━━━━━ Dataset records
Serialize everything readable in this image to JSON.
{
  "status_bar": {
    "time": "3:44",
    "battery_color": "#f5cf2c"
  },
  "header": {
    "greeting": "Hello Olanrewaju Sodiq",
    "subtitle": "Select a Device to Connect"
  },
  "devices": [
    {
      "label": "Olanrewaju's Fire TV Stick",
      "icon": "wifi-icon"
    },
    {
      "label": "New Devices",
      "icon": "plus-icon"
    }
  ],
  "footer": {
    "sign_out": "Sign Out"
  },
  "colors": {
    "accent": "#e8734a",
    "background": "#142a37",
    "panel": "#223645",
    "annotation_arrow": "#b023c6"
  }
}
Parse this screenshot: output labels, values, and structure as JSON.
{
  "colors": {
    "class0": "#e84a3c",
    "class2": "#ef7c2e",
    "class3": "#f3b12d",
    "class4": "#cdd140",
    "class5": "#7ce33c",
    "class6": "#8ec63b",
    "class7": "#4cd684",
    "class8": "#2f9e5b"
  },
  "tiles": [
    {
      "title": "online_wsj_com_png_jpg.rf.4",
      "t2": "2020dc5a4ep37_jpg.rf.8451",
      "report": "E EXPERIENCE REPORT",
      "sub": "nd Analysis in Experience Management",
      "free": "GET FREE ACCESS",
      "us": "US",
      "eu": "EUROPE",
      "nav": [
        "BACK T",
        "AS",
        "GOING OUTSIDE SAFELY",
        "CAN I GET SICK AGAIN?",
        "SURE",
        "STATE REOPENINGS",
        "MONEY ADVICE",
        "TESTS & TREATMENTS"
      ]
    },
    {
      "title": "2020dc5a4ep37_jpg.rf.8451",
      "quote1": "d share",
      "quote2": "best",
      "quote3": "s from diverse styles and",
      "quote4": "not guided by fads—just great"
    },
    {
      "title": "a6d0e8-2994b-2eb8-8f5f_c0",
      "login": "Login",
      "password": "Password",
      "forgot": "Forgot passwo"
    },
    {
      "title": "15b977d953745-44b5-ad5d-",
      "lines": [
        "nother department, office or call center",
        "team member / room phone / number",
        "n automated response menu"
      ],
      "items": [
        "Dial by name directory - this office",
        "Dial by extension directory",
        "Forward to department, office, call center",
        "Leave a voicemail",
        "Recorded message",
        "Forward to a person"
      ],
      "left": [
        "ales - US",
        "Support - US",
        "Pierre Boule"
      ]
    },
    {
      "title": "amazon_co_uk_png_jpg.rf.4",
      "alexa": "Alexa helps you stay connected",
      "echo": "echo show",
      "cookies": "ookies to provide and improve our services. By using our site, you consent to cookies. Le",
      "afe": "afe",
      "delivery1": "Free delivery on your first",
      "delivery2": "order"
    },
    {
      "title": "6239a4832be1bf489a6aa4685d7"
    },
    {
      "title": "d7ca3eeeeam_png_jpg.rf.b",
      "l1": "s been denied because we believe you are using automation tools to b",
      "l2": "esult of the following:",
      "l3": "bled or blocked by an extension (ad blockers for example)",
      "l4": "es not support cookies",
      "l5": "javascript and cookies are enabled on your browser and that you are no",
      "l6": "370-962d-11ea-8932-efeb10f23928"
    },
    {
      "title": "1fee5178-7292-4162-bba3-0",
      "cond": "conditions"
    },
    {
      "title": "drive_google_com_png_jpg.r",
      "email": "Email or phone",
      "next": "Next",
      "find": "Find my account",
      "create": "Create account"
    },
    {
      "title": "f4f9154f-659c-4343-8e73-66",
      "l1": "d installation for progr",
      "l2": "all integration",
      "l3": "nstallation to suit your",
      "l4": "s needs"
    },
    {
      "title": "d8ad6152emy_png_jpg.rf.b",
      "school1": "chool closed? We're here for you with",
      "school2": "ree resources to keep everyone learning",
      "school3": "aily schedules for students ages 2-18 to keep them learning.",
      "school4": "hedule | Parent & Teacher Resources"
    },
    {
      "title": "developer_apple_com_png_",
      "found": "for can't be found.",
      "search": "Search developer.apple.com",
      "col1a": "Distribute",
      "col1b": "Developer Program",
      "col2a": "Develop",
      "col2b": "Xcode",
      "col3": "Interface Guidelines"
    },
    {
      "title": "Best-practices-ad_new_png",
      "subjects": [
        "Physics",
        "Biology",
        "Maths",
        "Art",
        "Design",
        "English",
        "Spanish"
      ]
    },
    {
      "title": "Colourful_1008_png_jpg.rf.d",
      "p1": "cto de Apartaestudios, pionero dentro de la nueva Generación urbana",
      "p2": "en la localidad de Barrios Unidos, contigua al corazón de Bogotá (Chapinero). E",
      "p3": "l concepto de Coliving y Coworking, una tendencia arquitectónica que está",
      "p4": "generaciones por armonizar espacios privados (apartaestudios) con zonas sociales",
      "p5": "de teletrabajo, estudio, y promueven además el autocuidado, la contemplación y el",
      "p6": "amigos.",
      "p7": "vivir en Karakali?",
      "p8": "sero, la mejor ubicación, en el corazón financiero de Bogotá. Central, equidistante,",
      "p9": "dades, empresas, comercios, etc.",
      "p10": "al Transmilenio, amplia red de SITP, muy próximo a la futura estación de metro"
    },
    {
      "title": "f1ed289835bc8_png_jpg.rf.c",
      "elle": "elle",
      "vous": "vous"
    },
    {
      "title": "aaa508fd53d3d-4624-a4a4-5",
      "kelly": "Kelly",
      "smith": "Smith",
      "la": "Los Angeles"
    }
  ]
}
━━━━━━━━━━
Reproduce each record shown above without altering a single word.

# [Solved exercise]
Serialize everything readable in this image to JSON.
{
  "status_bar": {
    "time": "3:44",
    "battery_color": "#f5cf2c"
  },
  "header": {
    "greeting": "Hello Olanrewaju Sodiq",
    "subtitle": "Select a Device to Connect"
  },
  "devices": [
    {
      "label": "Olanrewaju's Fire TV Stick",
      "icon": "wifi-icon"
    },
    {
      "label": "New Devices",
      "icon": "plus-icon"
    }
  ],
  "footer": {
    "sign_out": "Sign Out"
  },
  "colors": {
    "accent": "#e8734a",
    "background": "#142a37",
    "panel": "#223645",
    "annotation_arrow": "#b023c6"
  }
}
Parse this screenshot: output labels, values, and structure as JSON.
{
  "colors": {
    "class0": "#e84a3c",
    "class2": "#ef7c2e",
    "class3": "#f3b12d",
    "class4": "#cdd140",
    "class5": "#7ce33c",
    "class6": "#8ec63b",
    "class7": "#4cd684",
    "class8": "#2f9e5b"
  },
  "tiles": [
    {
      "title": "online_wsj_com_png_jpg.rf.4",
      "t2": "2020dc5a4ep37_jpg.rf.8451",
      "report": "E EXPERIENCE REPORT",
      "sub": "nd Analysis in Experience Management",
      "free": "GET FREE ACCESS",
      "us": "US",
      "eu": "EUROPE",
      "nav": [
        "BACK T",
        "AS",
        "GOING OUTSIDE SAFELY",
        "CAN I GET SICK AGAIN?",
        "SURE",
        "STATE REOPENINGS",
        "MONEY ADVICE",
        "TESTS & TREATMENTS"
      ]
    },
    {
      "title": "2020dc5a4ep37_jpg.rf.8451",
      "quote1": "d share",
      "quote2": "best",
      "quote3": "s from diverse styles and",
      "quote4": "not guided by fads—just great"
    },
    {
      "title": "a6d0e8-2994b-2eb8-8f5f_c0",
      "login": "Login",
      "password": "Password",
      "forgot": "Forgot passwo"
    },
    {
      "title": "15b977d953745-44b5-ad5d-",
      "lines": [
        "nother department, office or call center",
        "team member / room phone / number",
        "n automated response menu"
      ],
      "items": [
        "Dial by name directory - this office",
        "Dial by extension directory",
        "Forward to department, office, call center",
        "Leave a voicemail",
        "Recorded message",
        "Forward to a person"
      ],
      "left": [
        "ales - US",
        "Support - US",
        "Pierre Boule"
      ]
    },
    {
      "title": "amazon_co_uk_png_jpg.rf.4",
      "alexa": "Alexa helps you stay connected",
      "echo": "echo show",
      "cookies": "ookies to provide and improve our services. By using our site, you consent to cookies. Le",
      "afe": "afe",
      "delivery1": "Free delivery on your first",
      "delivery2": "order"
    },
    {
      "title": "6239a4832be1bf489a6aa4685d7"
    },
    {
      "title": "d7ca3eeeeam_png_jpg.rf.b",
      "l1": "s been denied because we believe you are using automation tools to b",
      "l2": "esult of the following:",
      "l3": "bled or blocked by an extension (ad blockers for example)",
      "l4": "es not support cookies",
      "l5": "javascript and cookies are enabled on your browser and that you are no",
      "l6": "370-962d-11ea-8932-efeb10f23928"
    },
    {
      "title": "1fee5178-7292-4162-bba3-0",
      "cond": "conditions"
    },
    {
      "title": "drive_google_com_png_jpg.r",
      "email": "Email or phone",
      "next": "Next",
      "find": "Find my account",
      "create": "Create account"
    },
    {
      "title": "f4f9154f-659c-4343-8e73-66",
      "l1": "d installation for progr",
      "l2": "all integration",
      "l3": "nstallation to suit your",
      "l4": "s needs"
    },
    {
      "title": "d8ad6152emy_png_jpg.rf.b",
      "school1": "chool closed? We're here for you with",
      "school2": "ree resources to keep everyone learning",
      "school3": "aily schedules for students ages 2-18 to keep them learning.",
      "school4": "hedule | Parent & Teacher Resources"
    },
    {
      "title": "developer_apple_com_png_",
      "found": "for can't be found.",
      "search": "Search developer.apple.com",
      "col1a": "Distribute",
      "col1b": "Developer Program",
      "col2a": "Develop",
      "col2b": "Xcode",
      "col3": "Interface Guidelines"
    },
    {
      "title": "Best-practices-ad_new_png",
      "subjects": [
        "Physics",
        "Biology",
        "Maths",
        "Art",
        "Design",
        "English",
        "Spanish"
      ]
    },
    {
      "title": "Colourful_1008_png_jpg.rf.d",
      "p1": "cto de Apartaestudios, pionero dentro de la nueva Generación urbana",
      "p2": "en la localidad de Barrios Unidos, contigua al corazón de Bogotá (Chapinero). E",
      "p3": "l concepto de Coliving y Coworking, una tendencia arquitectónica que está",
      "p4": "generaciones por armonizar espacios privados (apartaestudios) con zonas sociales",
      "p5": "de teletrabajo, estudio, y promueven además el autocuidado, la contemplación y el",
      "p6": "amigos.",
      "p7": "vivir en Karakali?",
      "p8": "sero, la mejor ubicación, en el corazón financiero de Bogotá. Central, equidistante,",
      "p9": "dades, empresas, comercios, etc.",
      "p10": "al Transmilenio, amplia red de SITP, muy próximo a la futura estación de metro"
    },
    {
      "title": "f1ed289835bc8_png_jpg.rf.c",
      "elle": "elle",
      "vous": "vous"
    },
    {
      "title": "aaa508fd53d3d-4624-a4a4-5",
      "kelly": "Kelly",
      "smith": "Smith",
      "la": "Los Angeles"
    }
  ]
}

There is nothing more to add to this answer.